-- Material provided start --

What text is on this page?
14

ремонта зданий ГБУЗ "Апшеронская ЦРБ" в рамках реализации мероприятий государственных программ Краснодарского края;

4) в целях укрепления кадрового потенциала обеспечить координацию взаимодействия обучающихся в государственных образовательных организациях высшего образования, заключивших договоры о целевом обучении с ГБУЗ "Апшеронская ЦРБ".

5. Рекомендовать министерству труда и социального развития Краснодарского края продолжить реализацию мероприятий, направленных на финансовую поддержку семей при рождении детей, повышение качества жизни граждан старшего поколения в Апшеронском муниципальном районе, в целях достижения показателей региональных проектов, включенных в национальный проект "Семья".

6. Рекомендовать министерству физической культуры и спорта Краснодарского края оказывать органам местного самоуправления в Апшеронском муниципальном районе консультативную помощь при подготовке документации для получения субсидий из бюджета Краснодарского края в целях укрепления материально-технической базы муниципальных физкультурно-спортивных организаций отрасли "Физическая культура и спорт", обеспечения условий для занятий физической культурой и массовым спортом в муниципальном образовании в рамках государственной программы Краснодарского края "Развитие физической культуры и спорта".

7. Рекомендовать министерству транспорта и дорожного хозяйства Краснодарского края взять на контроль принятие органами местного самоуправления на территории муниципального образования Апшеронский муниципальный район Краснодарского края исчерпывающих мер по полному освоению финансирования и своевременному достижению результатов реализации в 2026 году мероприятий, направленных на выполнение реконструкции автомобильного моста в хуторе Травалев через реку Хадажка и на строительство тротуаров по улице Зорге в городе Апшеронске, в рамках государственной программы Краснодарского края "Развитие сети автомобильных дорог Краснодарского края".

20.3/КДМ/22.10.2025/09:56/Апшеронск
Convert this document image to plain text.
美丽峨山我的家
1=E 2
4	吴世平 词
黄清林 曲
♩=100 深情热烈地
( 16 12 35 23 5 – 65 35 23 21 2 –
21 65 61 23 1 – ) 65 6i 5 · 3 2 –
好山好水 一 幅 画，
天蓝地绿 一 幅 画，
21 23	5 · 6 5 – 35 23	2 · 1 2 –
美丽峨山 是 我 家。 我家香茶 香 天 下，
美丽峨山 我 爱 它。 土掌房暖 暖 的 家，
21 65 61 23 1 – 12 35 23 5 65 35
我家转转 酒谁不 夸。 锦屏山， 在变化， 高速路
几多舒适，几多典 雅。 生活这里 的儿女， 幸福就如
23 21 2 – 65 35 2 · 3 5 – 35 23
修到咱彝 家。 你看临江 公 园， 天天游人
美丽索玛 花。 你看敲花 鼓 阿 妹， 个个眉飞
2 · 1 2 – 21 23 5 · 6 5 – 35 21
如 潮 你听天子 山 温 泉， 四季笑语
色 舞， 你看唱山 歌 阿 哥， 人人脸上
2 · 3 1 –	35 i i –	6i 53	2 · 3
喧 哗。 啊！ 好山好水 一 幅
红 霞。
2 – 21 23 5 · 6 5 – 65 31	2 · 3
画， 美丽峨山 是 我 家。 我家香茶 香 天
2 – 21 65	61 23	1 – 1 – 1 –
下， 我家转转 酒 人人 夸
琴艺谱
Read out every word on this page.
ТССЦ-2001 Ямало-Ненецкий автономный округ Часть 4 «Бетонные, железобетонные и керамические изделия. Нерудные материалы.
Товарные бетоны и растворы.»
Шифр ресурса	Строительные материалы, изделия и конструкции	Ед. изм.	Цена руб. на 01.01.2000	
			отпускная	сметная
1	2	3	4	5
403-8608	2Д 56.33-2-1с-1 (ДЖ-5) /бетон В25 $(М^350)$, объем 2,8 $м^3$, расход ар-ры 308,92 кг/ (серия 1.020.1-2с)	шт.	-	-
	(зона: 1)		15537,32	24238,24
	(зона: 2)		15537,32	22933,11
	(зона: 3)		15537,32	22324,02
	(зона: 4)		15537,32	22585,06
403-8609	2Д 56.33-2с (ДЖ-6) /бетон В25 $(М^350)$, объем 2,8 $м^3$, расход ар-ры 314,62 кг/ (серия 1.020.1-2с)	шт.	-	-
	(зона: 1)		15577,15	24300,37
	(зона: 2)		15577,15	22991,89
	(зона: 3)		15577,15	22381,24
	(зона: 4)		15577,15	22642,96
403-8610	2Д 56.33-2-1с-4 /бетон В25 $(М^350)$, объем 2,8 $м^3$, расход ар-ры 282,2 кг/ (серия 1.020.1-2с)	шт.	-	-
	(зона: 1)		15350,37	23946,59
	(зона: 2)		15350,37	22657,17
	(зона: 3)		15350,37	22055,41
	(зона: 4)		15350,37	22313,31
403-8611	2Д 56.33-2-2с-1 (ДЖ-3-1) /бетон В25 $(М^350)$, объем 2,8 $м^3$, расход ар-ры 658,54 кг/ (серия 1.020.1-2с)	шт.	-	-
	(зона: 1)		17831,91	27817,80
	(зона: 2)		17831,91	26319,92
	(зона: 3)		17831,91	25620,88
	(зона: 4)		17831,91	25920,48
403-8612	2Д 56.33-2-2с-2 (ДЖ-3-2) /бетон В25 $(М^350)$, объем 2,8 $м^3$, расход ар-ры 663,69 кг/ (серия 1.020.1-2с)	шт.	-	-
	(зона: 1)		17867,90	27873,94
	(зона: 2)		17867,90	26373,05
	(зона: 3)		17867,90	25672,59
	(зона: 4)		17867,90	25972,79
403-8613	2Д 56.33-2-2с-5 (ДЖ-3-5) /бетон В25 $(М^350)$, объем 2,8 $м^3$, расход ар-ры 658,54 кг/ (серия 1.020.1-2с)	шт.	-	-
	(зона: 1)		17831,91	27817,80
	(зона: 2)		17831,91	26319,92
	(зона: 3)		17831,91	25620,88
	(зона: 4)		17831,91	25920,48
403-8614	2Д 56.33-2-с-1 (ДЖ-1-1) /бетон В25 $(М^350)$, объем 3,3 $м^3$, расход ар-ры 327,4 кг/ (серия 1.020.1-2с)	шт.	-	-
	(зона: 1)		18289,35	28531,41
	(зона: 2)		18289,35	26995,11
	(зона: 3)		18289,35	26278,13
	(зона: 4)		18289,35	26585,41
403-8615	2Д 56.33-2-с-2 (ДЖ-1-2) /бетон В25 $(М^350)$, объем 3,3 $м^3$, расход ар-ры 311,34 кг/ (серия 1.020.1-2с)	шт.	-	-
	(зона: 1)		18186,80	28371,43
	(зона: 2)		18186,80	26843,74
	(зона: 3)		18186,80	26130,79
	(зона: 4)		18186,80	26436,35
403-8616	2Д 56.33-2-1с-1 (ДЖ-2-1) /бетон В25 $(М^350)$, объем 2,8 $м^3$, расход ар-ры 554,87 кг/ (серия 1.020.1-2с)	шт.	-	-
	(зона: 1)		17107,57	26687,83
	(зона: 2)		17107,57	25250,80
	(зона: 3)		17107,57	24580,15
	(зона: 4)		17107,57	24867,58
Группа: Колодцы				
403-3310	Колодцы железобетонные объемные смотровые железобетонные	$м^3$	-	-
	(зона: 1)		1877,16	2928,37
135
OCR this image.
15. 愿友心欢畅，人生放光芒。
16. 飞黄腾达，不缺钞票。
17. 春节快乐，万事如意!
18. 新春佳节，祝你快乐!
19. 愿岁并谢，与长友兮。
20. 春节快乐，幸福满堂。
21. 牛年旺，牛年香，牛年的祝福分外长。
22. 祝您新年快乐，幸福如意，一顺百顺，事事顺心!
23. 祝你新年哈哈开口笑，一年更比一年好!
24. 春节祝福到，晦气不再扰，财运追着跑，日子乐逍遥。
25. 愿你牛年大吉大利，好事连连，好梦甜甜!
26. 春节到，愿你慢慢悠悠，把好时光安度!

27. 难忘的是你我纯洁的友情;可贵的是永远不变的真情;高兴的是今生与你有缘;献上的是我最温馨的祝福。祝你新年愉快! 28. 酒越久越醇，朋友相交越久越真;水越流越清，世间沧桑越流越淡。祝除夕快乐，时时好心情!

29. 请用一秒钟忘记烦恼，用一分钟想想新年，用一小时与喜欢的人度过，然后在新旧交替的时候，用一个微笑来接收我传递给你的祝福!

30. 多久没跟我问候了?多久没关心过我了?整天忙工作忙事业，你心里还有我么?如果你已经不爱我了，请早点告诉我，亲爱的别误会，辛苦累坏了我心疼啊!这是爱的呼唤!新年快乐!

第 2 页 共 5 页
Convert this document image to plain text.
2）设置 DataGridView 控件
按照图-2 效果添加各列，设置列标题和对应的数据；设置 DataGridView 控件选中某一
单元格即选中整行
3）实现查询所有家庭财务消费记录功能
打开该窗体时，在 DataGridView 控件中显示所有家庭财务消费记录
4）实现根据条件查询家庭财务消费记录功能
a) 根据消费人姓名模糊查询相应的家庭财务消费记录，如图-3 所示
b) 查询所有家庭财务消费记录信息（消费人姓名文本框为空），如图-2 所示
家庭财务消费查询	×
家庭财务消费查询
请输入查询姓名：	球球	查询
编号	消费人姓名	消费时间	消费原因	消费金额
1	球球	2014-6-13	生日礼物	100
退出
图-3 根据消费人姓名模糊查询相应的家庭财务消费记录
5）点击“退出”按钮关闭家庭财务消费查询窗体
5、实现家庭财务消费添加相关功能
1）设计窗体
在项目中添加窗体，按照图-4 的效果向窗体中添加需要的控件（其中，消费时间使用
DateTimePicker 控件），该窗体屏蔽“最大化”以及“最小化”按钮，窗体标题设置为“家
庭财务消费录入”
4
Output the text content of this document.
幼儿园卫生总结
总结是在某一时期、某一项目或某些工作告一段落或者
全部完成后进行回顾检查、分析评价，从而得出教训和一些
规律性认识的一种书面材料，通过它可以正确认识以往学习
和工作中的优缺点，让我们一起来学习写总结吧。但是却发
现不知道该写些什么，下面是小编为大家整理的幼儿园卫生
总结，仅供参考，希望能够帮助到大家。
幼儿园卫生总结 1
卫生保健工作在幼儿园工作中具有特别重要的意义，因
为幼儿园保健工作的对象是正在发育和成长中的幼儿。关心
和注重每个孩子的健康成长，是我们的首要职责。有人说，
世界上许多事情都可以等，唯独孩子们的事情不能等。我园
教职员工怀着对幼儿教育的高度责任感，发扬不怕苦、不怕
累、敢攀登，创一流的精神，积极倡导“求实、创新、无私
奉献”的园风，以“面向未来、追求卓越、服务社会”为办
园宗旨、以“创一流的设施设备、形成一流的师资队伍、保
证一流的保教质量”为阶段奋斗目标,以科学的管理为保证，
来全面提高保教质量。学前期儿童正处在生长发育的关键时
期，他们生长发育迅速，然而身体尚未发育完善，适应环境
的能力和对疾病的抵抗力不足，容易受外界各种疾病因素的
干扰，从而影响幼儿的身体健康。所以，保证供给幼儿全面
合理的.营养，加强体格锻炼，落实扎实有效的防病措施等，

-- Material provided end --

## Prompt
Using the material above, reproduce exactly the line that contains "Output the text content of this document." and all lines after it through the last one, and only those.

## Finished exercise
Output the text content of this document.
幼儿园卫生总结
总结是在某一时期、某一项目或某些工作告一段落或者
全部完成后进行回顾检查、分析评价，从而得出教训和一些
规律性认识的一种书面材料，通过它可以正确认识以往学习
和工作中的优缺点，让我们一起来学习写总结吧。但是却发
现不知道该写些什么，下面是小编为大家整理的幼儿园卫生
总结，仅供参考，希望能够帮助到大家。
幼儿园卫生总结 1
卫生保健工作在幼儿园工作中具有特别重要的意义，因
为幼儿园保健工作的对象是正在发育和成长中的幼儿。关心
和注重每个孩子的健康成长，是我们的首要职责。有人说，
世界上许多事情都可以等，唯独孩子们的事情不能等。我园
教职员工怀着对幼儿教育的高度责任感，发扬不怕苦、不怕
累、敢攀登，创一流的精神，积极倡导“求实、创新、无私
奉献”的园风，以“面向未来、追求卓越、服务社会”为办
园宗旨、以“创一流的设施设备、形成一流的师资队伍、保
证一流的保教质量”为阶段奋斗目标,以科学的管理为保证，
来全面提高保教质量。学前期儿童正处在生长发育的关键时
期，他们生长发育迅速，然而身体尚未发育完善，适应环境
的能力和对疾病的抵抗力不足，容易受外界各种疾病因素的
干扰，从而影响幼儿的身体健康。所以，保证供给幼儿全面
合理的.营养，加强体格锻炼，落实扎实有效的防病措施等，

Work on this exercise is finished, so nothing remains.